(Stored dataset items)
════════════════

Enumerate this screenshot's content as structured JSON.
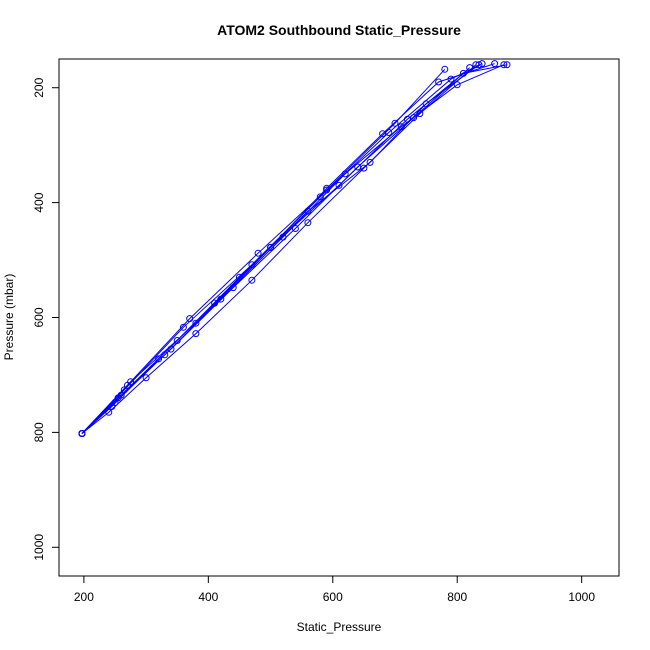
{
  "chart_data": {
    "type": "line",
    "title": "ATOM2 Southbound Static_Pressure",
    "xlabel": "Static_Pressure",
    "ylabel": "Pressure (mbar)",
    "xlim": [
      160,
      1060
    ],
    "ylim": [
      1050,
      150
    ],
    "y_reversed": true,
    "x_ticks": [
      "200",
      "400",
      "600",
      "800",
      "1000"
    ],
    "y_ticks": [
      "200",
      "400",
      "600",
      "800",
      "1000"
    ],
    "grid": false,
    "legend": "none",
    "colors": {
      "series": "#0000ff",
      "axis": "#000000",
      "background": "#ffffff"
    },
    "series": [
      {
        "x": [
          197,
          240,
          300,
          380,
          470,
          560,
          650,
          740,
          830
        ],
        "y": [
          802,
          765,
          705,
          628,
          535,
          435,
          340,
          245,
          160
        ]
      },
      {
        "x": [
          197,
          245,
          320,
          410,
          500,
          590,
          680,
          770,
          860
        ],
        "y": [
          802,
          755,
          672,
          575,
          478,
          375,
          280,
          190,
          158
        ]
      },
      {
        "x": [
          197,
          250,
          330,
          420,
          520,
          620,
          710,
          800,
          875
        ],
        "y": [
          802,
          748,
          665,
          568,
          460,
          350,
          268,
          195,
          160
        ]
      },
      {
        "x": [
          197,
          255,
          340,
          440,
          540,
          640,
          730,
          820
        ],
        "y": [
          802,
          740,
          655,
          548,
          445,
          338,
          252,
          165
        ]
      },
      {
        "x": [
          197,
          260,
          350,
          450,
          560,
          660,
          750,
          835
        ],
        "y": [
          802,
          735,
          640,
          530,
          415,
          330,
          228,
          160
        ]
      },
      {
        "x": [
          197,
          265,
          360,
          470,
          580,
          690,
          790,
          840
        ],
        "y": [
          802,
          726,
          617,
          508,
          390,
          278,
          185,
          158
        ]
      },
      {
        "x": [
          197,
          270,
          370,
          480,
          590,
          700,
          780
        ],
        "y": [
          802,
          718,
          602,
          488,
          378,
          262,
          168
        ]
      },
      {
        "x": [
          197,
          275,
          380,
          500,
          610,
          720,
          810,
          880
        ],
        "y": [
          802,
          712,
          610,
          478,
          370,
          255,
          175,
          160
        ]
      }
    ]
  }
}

════════════════

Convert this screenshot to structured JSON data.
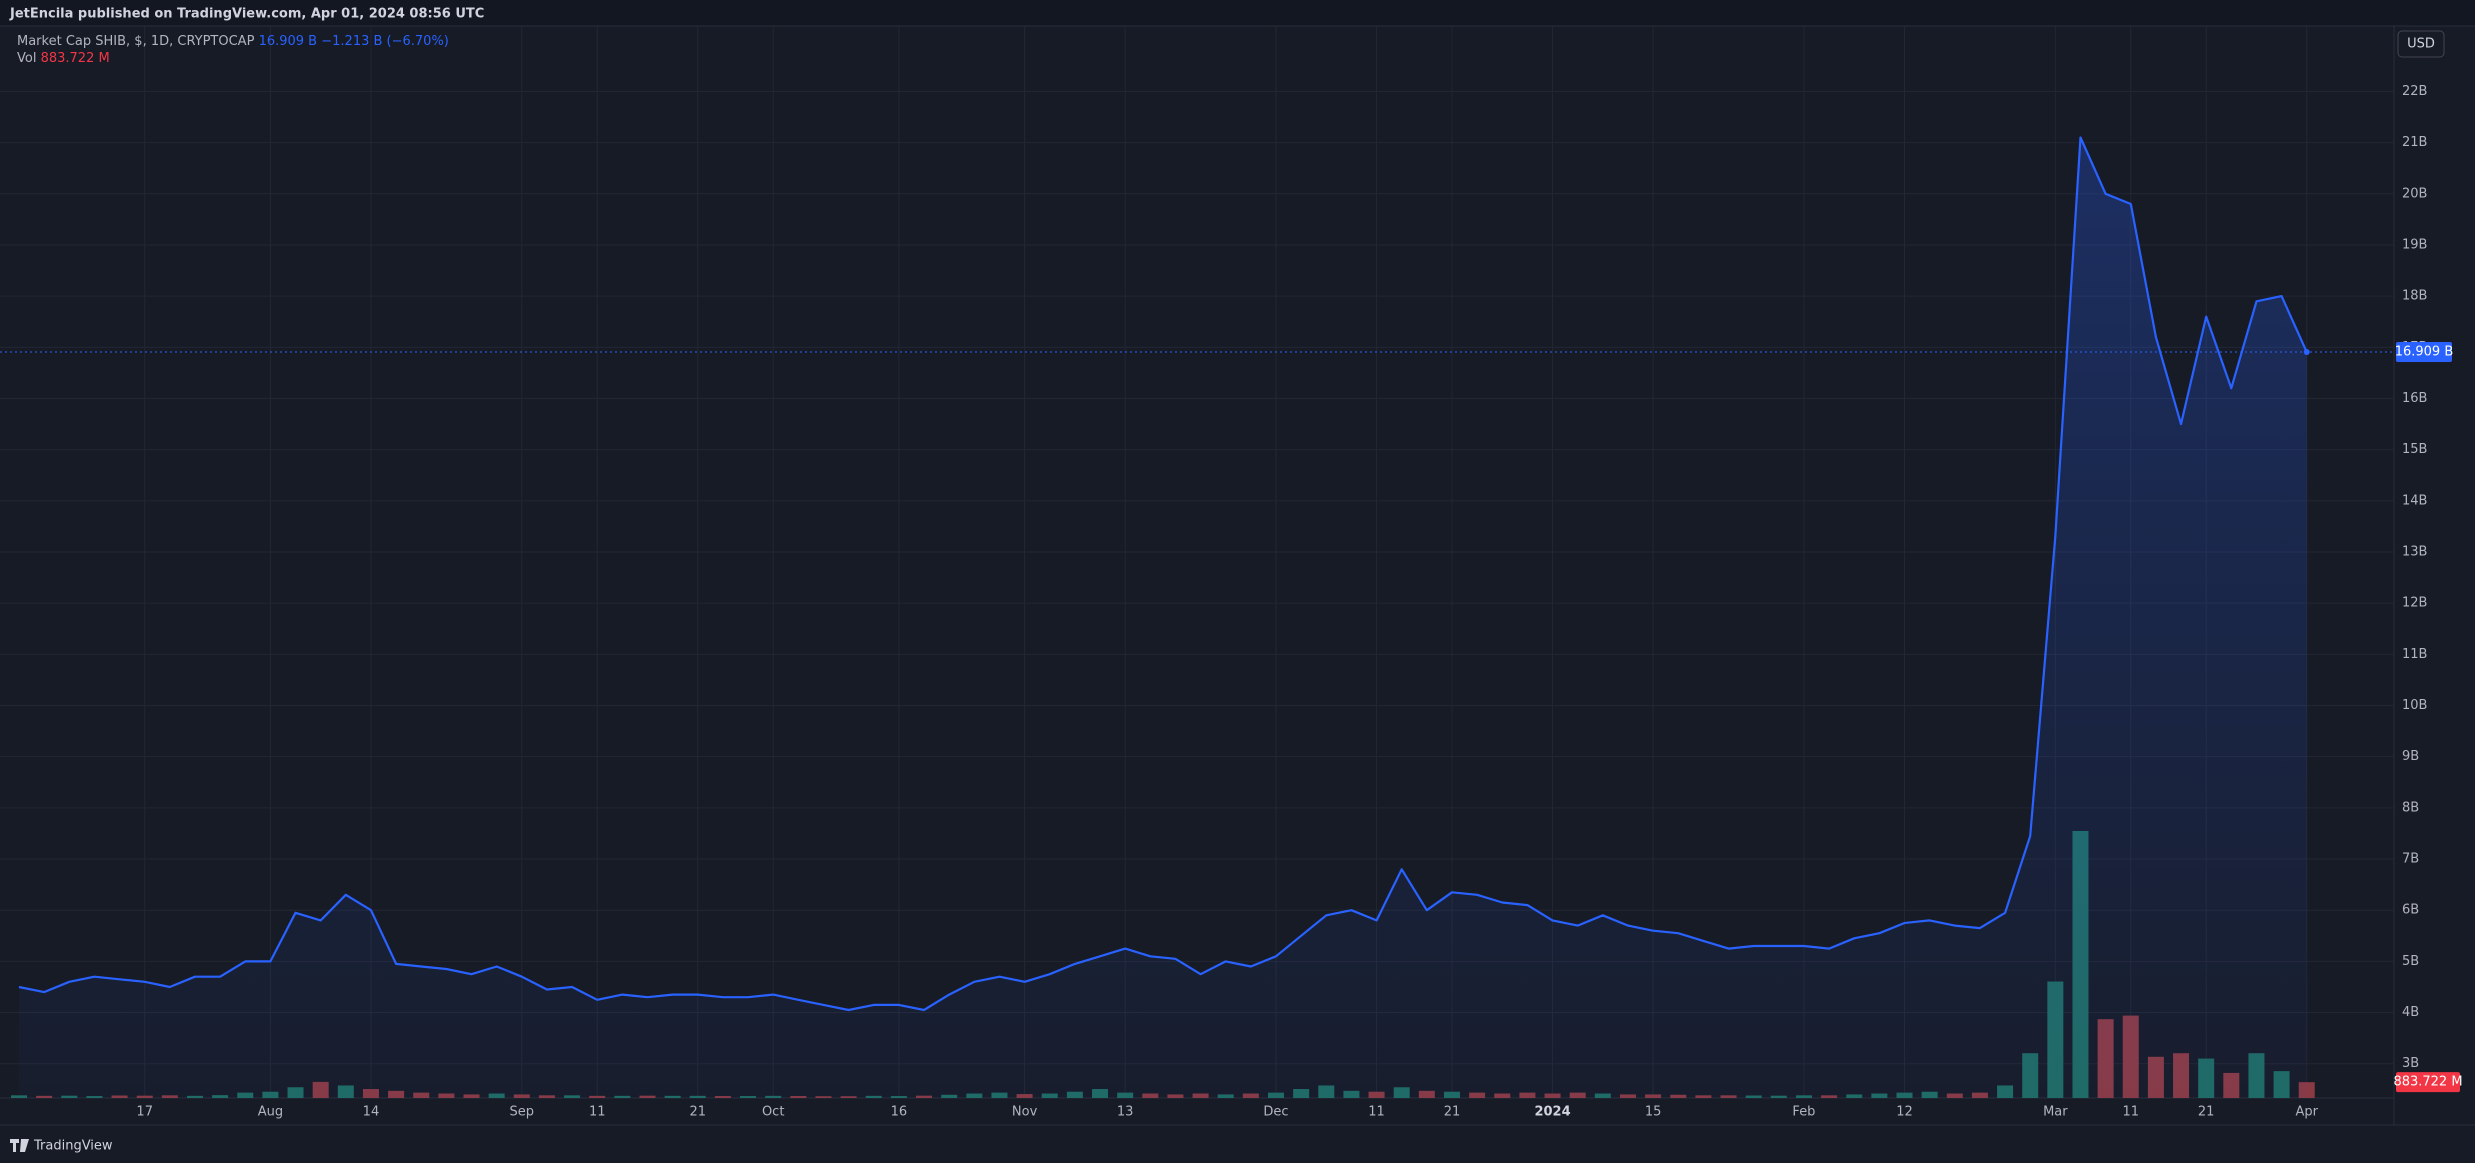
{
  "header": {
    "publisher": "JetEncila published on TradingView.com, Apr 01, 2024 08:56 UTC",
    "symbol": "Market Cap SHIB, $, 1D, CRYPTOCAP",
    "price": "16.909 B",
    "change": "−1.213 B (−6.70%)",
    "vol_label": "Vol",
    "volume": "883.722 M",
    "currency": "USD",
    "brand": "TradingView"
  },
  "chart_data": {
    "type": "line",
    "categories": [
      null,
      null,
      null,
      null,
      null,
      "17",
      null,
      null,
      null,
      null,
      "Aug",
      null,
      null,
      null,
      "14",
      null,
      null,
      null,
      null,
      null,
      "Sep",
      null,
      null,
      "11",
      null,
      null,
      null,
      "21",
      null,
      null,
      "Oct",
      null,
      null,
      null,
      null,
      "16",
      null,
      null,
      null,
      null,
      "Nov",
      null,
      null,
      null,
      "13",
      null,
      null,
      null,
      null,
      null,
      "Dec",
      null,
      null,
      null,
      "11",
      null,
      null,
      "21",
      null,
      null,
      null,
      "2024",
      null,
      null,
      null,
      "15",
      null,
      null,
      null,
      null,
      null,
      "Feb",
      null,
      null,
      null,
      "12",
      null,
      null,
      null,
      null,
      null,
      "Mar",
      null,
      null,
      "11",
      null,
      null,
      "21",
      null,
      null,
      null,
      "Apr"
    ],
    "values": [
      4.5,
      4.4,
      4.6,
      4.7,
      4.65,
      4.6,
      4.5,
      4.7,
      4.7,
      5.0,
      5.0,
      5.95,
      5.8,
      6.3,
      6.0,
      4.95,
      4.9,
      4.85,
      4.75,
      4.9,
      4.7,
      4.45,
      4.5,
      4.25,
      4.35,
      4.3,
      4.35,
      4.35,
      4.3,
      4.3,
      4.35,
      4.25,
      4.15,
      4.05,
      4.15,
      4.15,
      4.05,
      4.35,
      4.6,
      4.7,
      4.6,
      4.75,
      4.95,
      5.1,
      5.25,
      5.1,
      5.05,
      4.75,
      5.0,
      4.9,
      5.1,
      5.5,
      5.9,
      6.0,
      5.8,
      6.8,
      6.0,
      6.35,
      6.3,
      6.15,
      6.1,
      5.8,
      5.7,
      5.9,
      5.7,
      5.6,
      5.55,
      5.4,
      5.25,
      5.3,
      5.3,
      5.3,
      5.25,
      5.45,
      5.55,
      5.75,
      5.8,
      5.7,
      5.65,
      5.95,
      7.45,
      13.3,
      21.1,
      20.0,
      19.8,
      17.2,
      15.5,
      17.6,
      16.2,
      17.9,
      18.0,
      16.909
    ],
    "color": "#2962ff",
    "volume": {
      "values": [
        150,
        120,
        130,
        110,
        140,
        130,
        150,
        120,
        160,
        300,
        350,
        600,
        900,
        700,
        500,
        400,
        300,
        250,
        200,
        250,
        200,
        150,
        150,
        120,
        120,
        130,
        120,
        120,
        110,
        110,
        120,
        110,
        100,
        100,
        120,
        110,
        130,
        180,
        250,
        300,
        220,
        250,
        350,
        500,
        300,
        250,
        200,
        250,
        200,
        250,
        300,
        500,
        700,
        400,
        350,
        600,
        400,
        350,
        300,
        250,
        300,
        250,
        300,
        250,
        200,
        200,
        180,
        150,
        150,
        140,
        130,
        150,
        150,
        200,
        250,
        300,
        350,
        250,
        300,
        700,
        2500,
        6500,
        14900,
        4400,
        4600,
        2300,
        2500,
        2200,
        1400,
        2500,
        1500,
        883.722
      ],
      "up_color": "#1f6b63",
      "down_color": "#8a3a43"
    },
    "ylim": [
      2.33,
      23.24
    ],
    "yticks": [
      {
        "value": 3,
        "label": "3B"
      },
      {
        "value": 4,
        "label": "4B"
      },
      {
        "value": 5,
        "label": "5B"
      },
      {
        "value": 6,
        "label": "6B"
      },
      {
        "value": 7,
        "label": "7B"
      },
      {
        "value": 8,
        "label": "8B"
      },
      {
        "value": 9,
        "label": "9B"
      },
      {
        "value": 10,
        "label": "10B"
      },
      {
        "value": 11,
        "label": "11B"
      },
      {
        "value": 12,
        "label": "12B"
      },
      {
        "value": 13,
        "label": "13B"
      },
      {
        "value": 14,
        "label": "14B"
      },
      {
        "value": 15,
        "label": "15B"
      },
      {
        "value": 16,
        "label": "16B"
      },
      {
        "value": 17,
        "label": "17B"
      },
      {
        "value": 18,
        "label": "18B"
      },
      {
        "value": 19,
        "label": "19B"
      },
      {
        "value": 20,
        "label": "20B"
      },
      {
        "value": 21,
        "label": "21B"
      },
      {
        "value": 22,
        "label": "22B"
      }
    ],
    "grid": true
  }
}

════════════════

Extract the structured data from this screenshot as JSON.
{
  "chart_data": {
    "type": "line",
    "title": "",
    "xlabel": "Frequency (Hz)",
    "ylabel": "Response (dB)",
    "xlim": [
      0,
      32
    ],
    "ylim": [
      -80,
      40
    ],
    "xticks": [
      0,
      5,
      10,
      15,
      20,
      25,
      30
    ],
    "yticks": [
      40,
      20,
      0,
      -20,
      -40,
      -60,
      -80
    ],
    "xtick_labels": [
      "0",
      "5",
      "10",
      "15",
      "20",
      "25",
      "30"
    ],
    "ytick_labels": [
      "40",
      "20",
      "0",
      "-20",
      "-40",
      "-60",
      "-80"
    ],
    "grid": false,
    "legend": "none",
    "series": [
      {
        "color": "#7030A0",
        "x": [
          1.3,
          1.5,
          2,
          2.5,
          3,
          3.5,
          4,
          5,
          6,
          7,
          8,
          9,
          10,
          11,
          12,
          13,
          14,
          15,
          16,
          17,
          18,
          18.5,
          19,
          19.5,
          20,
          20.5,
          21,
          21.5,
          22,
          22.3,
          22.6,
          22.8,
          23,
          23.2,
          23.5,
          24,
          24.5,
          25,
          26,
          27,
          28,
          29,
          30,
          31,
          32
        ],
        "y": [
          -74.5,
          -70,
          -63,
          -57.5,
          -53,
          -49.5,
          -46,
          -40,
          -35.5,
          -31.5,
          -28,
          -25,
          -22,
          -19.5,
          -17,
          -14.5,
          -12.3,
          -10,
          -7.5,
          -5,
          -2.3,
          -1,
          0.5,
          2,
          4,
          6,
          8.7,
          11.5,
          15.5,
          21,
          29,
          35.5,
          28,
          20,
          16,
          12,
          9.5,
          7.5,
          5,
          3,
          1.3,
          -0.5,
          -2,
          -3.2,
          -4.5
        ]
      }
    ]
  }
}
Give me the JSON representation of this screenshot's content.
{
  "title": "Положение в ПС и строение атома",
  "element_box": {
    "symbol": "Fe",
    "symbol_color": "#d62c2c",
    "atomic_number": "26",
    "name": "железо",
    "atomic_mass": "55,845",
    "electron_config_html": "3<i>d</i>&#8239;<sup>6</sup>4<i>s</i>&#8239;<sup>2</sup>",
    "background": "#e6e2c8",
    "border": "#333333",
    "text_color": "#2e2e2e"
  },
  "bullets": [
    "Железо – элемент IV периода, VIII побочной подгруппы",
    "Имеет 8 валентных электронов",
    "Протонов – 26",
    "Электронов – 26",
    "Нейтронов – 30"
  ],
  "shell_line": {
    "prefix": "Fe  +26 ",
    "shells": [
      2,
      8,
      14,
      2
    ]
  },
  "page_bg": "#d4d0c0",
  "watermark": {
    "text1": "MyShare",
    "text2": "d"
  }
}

════════════════

**Task goal**
Give the count of lines in the listing above that include "title", with no other words.

**Task result**
3